#### [DATA FOR THIS TASK]
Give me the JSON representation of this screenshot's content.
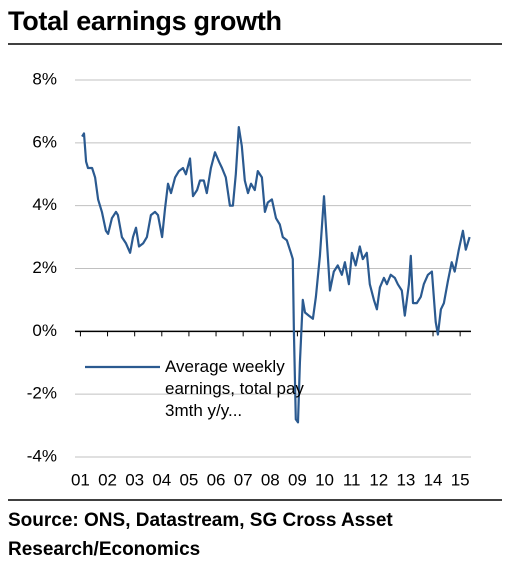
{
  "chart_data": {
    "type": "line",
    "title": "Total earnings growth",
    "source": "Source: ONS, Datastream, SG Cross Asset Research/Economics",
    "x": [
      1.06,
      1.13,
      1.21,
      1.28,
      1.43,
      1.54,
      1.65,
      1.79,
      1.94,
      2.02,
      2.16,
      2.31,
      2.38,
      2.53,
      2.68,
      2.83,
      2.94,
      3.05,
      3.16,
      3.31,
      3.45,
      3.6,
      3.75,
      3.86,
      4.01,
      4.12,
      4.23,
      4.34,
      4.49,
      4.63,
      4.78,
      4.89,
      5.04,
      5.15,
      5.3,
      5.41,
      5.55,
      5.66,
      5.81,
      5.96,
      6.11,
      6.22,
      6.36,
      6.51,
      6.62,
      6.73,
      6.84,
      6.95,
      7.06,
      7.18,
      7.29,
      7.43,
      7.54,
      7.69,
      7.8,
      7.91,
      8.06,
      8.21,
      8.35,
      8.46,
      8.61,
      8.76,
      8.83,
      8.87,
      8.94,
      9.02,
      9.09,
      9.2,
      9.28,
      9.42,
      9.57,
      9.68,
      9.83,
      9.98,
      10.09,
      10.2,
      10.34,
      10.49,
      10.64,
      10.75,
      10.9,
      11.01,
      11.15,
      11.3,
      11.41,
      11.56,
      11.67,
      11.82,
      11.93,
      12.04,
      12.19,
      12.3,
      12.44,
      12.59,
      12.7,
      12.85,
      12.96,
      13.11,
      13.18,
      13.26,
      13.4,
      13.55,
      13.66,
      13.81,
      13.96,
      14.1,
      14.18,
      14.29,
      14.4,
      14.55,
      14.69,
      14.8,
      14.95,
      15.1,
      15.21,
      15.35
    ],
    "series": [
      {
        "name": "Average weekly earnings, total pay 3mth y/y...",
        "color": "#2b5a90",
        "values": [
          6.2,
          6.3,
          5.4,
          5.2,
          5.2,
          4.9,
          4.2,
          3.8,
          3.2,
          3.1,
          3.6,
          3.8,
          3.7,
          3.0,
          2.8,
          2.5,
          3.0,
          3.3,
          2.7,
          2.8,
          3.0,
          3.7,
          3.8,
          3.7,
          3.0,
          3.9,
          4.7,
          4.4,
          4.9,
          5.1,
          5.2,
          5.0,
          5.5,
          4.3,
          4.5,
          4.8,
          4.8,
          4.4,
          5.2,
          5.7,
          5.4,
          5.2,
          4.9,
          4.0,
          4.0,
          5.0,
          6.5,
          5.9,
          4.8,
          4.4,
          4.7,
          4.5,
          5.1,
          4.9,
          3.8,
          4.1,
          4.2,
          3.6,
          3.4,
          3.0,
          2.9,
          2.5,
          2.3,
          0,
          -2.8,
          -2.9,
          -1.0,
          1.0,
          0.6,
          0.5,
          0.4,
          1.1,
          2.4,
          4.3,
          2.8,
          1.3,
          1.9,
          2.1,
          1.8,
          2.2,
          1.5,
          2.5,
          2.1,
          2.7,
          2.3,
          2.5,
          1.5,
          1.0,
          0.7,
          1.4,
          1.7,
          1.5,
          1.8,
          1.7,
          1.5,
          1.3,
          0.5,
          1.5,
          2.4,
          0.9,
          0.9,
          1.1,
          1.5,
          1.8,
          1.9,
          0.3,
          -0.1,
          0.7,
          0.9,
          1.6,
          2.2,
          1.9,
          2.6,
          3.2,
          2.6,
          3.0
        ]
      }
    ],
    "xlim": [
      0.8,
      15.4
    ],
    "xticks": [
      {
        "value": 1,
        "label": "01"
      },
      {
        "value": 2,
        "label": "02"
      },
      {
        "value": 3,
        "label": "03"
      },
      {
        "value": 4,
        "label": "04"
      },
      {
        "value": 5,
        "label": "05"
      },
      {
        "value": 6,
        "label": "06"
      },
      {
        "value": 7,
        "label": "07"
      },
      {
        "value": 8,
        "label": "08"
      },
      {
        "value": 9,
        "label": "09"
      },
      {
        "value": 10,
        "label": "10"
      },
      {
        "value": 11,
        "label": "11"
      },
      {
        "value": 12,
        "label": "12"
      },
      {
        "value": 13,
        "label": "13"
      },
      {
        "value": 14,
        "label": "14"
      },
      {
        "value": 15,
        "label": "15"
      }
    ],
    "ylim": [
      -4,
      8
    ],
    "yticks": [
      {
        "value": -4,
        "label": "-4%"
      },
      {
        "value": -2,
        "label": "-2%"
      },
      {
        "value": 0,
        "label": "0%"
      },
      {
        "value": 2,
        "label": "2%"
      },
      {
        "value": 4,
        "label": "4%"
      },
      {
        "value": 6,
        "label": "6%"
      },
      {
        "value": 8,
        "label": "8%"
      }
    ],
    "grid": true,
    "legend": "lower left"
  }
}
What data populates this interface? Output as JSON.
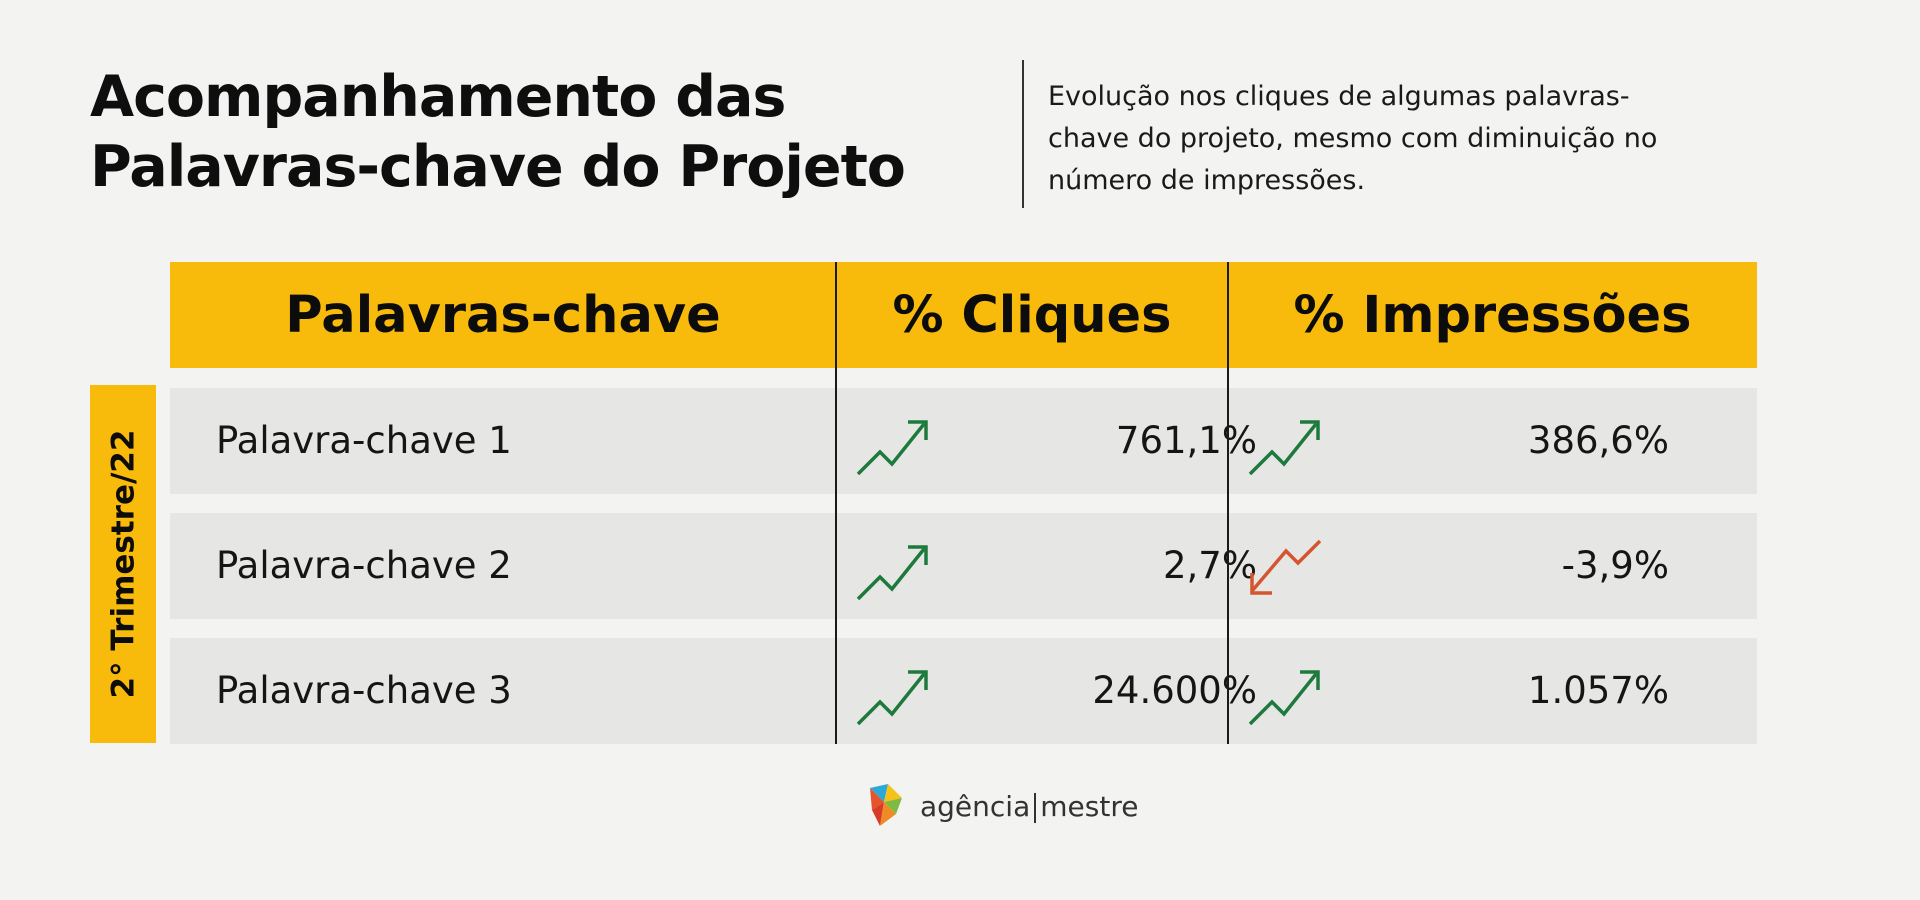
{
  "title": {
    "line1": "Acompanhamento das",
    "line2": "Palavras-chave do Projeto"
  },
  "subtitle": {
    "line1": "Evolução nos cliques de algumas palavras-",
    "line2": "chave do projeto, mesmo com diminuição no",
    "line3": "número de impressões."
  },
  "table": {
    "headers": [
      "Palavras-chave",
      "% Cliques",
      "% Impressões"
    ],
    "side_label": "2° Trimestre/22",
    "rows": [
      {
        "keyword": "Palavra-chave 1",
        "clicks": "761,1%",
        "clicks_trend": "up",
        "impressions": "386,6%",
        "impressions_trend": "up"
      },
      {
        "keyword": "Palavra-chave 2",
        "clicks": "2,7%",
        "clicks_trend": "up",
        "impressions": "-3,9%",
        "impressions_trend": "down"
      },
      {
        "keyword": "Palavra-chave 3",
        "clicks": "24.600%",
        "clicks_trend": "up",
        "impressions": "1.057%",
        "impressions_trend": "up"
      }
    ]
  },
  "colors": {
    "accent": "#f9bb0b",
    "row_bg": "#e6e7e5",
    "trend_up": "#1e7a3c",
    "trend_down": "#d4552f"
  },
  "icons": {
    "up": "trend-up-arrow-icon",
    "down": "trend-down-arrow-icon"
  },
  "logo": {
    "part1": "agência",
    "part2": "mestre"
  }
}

#### [TASK TO COMPLETE]
Quote every line of the records above exactly; no picture is to be copied.

#### [EXERCISE RESPONSE]
Give me the JSON representation of this screenshot's content.
{
  "chart_data": {
    "type": "line",
    "title": "Total earnings growth",
    "source": "Source: ONS, Datastream, SG Cross Asset Research/Economics",
    "x": [
      1.06,
      1.13,
      1.21,
      1.28,
      1.43,
      1.54,
      1.65,
      1.79,
      1.94,
      2.02,
      2.16,
      2.31,
      2.38,
      2.53,
      2.68,
      2.83,
      2.94,
      3.05,
      3.16,
      3.31,
      3.45,
      3.6,
      3.75,
      3.86,
      4.01,
      4.12,
      4.23,
      4.34,
      4.49,
      4.63,
      4.78,
      4.89,
      5.04,
      5.15,
      5.3,
      5.41,
      5.55,
      5.66,
      5.81,
      5.96,
      6.11,
      6.22,
      6.36,
      6.51,
      6.62,
      6.73,
      6.84,
      6.95,
      7.06,
      7.18,
      7.29,
      7.43,
      7.54,
      7.69,
      7.8,
      7.91,
      8.06,
      8.21,
      8.35,
      8.46,
      8.61,
      8.76,
      8.83,
      8.87,
      8.94,
      9.02,
      9.09,
      9.2,
      9.28,
      9.42,
      9.57,
      9.68,
      9.83,
      9.98,
      10.09,
      10.2,
      10.34,
      10.49,
      10.64,
      10.75,
      10.9,
      11.01,
      11.15,
      11.3,
      11.41,
      11.56,
      11.67,
      11.82,
      11.93,
      12.04,
      12.19,
      12.3,
      12.44,
      12.59,
      12.7,
      12.85,
      12.96,
      13.11,
      13.18,
      13.26,
      13.4,
      13.55,
      13.66,
      13.81,
      13.96,
      14.1,
      14.18,
      14.29,
      14.4,
      14.55,
      14.69,
      14.8,
      14.95,
      15.1,
      15.21,
      15.35
    ],
    "series": [
      {
        "name": "Average weekly earnings, total pay 3mth y/y...",
        "color": "#2b5a90",
        "values": [
          6.2,
          6.3,
          5.4,
          5.2,
          5.2,
          4.9,
          4.2,
          3.8,
          3.2,
          3.1,
          3.6,
          3.8,
          3.7,
          3.0,
          2.8,
          2.5,
          3.0,
          3.3,
          2.7,
          2.8,
          3.0,
          3.7,
          3.8,
          3.7,
          3.0,
          3.9,
          4.7,
          4.4,
          4.9,
          5.1,
          5.2,
          5.0,
          5.5,
          4.3,
          4.5,
          4.8,
          4.8,
          4.4,
          5.2,
          5.7,
          5.4,
          5.2,
          4.9,
          4.0,
          4.0,
          5.0,
          6.5,
          5.9,
          4.8,
          4.4,
          4.7,
          4.5,
          5.1,
          4.9,
          3.8,
          4.1,
          4.2,
          3.6,
          3.4,
          3.0,
          2.9,
          2.5,
          2.3,
          0,
          -2.8,
          -2.9,
          -1.0,
          1.0,
          0.6,
          0.5,
          0.4,
          1.1,
          2.4,
          4.3,
          2.8,
          1.3,
          1.9,
          2.1,
          1.8,
          2.2,
          1.5,
          2.5,
          2.1,
          2.7,
          2.3,
          2.5,
          1.5,
          1.0,
          0.7,
          1.4,
          1.7,
          1.5,
          1.8,
          1.7,
          1.5,
          1.3,
          0.5,
          1.5,
          2.4,
          0.9,
          0.9,
          1.1,
          1.5,
          1.8,
          1.9,
          0.3,
          -0.1,
          0.7,
          0.9,
          1.6,
          2.2,
          1.9,
          2.6,
          3.2,
          2.6,
          3.0
        ]
      }
    ],
    "xlim": [
      0.8,
      15.4
    ],
    "xticks": [
      {
        "value": 1,
        "label": "01"
      },
      {
        "value": 2,
        "label": "02"
      },
      {
        "value": 3,
        "label": "03"
      },
      {
        "value": 4,
        "label": "04"
      },
      {
        "value": 5,
        "label": "05"
      },
      {
        "value": 6,
        "label": "06"
      },
      {
        "value": 7,
        "label": "07"
      },
      {
        "value": 8,
        "label": "08"
      },
      {
        "value": 9,
        "label": "09"
      },
      {
        "value": 10,
        "label": "10"
      },
      {
        "value": 11,
        "label": "11"
      },
      {
        "value": 12,
        "label": "12"
      },
      {
        "value": 13,
        "label": "13"
      },
      {
        "value": 14,
        "label": "14"
      },
      {
        "value": 15,
        "label": "15"
      }
    ],
    "ylim": [
      -4,
      8
    ],
    "yticks": [
      {
        "value": -4,
        "label": "-4%"
      },
      {
        "value": -2,
        "label": "-2%"
      },
      {
        "value": 0,
        "label": "0%"
      },
      {
        "value": 2,
        "label": "2%"
      },
      {
        "value": 4,
        "label": "4%"
      },
      {
        "value": 6,
        "label": "6%"
      },
      {
        "value": 8,
        "label": "8%"
      }
    ],
    "grid": true,
    "legend": "lower left"
  }
}
What data populates this interface? Output as JSON.
{
  "title": {
    "line1": "Acompanhamento das",
    "line2": "Palavras-chave do Projeto"
  },
  "subtitle": {
    "line1": "Evolução nos cliques de algumas palavras-",
    "line2": "chave do projeto, mesmo com diminuição no",
    "line3": "número de impressões."
  },
  "table": {
    "headers": [
      "Palavras-chave",
      "% Cliques",
      "% Impressões"
    ],
    "side_label": "2° Trimestre/22",
    "rows": [
      {
        "keyword": "Palavra-chave 1",
        "clicks": "761,1%",
        "clicks_trend": "up",
        "impressions": "386,6%",
        "impressions_trend": "up"
      },
      {
        "keyword": "Palavra-chave 2",
        "clicks": "2,7%",
        "clicks_trend": "up",
        "impressions": "-3,9%",
        "impressions_trend": "down"
      },
      {
        "keyword": "Palavra-chave 3",
        "clicks": "24.600%",
        "clicks_trend": "up",
        "impressions": "1.057%",
        "impressions_trend": "up"
      }
    ]
  },
  "colors": {
    "accent": "#f9bb0b",
    "row_bg": "#e6e7e5",
    "trend_up": "#1e7a3c",
    "trend_down": "#d4552f"
  },
  "icons": {
    "up": "trend-up-arrow-icon",
    "down": "trend-down-arrow-icon"
  },
  "logo": {
    "part1": "agência",
    "part2": "mestre"
  }
}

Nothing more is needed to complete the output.